Work to be completed> Collect every line of the records below that contains the word "cette".

Records for the task>
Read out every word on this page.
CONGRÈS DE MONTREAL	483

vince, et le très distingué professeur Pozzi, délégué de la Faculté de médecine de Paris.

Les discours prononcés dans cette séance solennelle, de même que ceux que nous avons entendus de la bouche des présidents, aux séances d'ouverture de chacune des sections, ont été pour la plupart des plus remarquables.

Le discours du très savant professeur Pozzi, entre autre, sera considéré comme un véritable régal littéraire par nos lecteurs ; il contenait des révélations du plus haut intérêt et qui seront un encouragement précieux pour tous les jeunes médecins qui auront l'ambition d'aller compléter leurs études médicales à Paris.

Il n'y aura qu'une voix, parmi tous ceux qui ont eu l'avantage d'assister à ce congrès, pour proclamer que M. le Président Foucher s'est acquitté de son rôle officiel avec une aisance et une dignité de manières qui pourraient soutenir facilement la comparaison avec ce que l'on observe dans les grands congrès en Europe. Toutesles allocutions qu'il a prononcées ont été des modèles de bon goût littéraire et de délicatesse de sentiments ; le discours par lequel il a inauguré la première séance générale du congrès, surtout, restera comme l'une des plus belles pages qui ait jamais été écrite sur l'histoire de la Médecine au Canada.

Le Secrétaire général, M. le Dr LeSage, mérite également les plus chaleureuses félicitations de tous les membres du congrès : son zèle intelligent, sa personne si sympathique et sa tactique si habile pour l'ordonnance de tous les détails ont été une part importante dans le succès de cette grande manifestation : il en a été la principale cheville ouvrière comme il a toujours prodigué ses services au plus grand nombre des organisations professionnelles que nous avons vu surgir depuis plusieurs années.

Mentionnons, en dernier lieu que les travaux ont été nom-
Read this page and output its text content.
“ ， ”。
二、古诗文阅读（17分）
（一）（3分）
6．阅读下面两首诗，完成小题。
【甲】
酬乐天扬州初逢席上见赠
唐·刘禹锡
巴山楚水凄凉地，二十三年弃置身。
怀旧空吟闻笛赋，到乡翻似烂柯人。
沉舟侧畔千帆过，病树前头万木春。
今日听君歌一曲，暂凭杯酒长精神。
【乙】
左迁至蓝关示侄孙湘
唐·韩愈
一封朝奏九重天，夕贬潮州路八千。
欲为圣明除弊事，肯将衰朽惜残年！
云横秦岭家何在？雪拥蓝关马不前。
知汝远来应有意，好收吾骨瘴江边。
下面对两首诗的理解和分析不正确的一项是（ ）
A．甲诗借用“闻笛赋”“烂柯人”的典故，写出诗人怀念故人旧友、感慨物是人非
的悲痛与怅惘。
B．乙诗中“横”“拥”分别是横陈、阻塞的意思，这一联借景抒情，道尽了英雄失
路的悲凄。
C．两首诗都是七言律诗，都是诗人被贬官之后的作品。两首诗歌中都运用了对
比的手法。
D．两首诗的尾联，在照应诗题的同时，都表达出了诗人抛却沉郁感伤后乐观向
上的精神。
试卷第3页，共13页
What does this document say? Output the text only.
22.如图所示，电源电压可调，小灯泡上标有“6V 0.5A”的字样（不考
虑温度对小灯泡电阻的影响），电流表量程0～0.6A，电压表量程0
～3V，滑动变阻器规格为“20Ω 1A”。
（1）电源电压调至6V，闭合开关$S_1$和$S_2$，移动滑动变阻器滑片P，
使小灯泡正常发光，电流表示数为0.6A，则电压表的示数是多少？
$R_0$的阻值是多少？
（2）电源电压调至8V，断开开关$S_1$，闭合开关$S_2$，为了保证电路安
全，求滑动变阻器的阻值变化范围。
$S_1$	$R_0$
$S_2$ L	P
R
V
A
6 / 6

Solved exercise>
Les discours prononcés dans cette séance solennelle, de même que ceux que nous avons entendus de la bouche des présidents, aux séances d'ouverture de chacune des sections, ont été pour la plupart des plus remarquables.
Le Secrétaire général, M. le Dr LeSage, mérite également les plus chaleureuses félicitations de tous les membres du congrès : son zèle intelligent, sa personne si sympathique et sa tactique si habile pour l'ordonnance de tous les détails ont été une part importante dans le succès de cette grande manifestation : il en a été la principale cheville ouvrière comme il a toujours prodigué ses services au plus grand nombre des organisations professionnelles que nous avons vu surgir depuis plusieurs années.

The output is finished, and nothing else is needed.